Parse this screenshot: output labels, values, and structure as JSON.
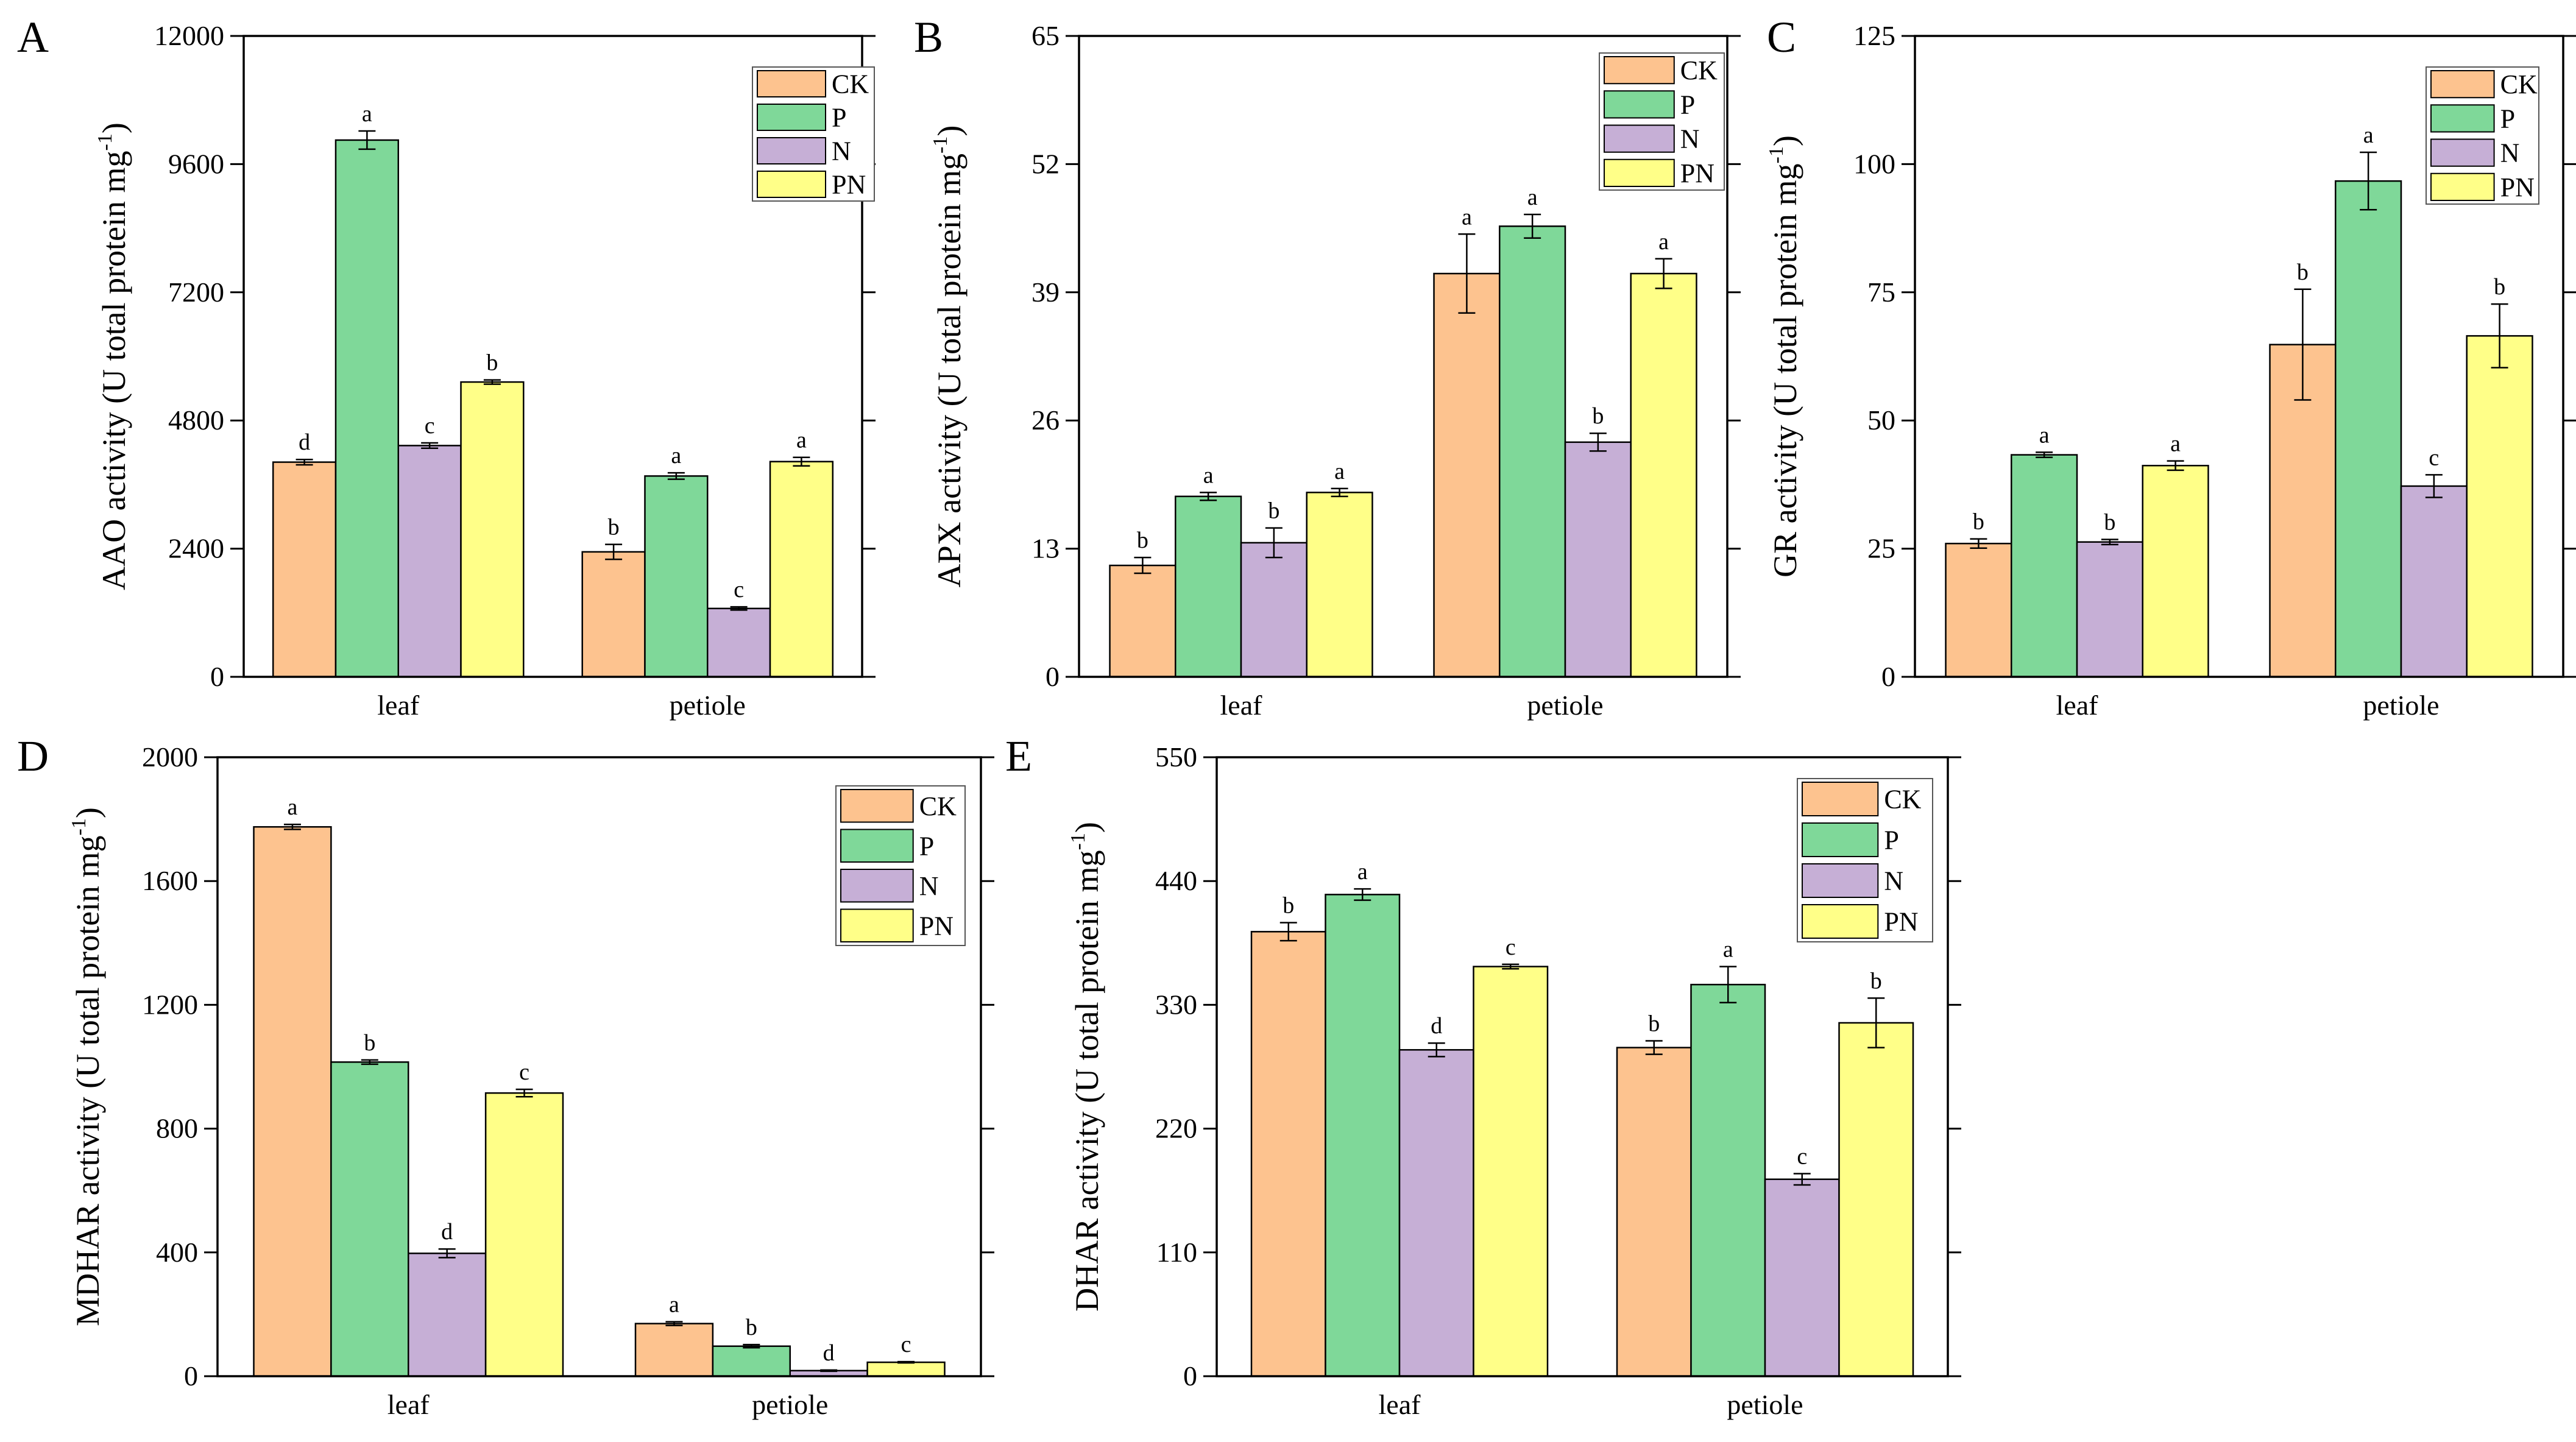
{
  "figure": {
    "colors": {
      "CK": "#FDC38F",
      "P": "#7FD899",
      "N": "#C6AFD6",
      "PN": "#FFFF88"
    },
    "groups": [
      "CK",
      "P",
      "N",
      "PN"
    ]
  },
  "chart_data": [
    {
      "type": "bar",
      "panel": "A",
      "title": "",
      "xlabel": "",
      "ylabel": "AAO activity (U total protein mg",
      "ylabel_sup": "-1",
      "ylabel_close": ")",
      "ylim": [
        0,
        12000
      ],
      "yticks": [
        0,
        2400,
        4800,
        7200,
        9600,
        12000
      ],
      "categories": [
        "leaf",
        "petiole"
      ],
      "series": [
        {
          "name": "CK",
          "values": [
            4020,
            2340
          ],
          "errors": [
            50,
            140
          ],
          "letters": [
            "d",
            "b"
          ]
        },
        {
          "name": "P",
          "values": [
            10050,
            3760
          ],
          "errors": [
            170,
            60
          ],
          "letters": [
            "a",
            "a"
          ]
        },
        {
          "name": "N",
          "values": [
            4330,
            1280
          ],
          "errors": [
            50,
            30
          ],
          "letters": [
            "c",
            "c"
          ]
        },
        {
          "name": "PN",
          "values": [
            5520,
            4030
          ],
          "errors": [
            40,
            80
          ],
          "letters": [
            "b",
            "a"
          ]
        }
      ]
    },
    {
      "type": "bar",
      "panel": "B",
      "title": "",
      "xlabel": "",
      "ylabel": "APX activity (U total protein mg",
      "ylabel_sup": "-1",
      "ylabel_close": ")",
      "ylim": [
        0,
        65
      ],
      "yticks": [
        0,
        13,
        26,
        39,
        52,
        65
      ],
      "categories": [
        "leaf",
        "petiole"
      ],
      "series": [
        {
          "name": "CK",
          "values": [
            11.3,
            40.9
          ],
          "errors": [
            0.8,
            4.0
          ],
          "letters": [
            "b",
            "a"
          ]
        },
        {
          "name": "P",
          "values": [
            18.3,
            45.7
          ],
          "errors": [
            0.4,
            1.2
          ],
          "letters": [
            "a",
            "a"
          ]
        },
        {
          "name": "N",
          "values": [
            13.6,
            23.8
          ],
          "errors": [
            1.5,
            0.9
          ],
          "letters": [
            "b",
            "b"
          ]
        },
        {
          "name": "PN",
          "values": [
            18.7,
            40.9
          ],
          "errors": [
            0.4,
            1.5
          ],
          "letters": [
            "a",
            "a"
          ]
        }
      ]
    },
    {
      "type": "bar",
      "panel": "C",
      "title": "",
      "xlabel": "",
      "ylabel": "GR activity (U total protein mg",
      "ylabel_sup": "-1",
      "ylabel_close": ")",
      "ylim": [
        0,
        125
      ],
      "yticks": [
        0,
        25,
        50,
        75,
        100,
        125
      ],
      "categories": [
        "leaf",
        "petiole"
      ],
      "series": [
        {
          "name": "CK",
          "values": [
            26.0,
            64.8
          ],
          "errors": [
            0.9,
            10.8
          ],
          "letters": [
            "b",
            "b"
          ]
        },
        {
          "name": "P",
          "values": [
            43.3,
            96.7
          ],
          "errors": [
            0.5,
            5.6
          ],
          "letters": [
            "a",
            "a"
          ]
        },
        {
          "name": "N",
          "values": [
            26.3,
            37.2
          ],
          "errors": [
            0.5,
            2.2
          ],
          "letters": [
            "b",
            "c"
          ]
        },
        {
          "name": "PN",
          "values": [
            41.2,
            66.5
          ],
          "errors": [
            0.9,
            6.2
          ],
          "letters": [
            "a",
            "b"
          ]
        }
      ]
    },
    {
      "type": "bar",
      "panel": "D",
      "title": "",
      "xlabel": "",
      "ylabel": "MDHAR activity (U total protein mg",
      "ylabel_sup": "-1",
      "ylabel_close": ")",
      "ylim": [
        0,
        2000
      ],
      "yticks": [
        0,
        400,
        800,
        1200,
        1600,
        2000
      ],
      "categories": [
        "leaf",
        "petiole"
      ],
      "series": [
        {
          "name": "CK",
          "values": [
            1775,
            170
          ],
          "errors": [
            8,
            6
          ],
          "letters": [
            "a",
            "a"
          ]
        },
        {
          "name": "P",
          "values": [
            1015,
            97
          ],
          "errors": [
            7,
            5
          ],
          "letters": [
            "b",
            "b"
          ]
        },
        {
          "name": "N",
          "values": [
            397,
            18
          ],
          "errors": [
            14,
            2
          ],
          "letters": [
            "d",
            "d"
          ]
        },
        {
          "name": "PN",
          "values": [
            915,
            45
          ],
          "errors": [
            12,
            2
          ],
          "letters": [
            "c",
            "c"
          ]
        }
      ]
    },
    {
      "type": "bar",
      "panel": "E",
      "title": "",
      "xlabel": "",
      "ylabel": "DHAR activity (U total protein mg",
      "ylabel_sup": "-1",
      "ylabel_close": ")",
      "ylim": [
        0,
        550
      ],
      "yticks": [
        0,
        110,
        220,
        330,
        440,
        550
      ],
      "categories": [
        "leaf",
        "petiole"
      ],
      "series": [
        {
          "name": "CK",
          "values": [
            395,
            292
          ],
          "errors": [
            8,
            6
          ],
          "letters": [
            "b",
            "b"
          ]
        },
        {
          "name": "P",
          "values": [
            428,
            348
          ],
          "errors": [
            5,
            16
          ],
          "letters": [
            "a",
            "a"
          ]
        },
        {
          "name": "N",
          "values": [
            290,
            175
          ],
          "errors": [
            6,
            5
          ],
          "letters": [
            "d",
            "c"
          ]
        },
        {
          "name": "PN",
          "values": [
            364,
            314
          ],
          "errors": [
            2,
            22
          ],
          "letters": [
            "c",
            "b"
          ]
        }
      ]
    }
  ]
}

→ Aim of the task:
Filter the records above for lines containing the word "panel", and copy those lines.

→ Reply:
      "panel": "A",
      "panel": "B",
      "panel": "C",
      "panel": "D",
      "panel": "E",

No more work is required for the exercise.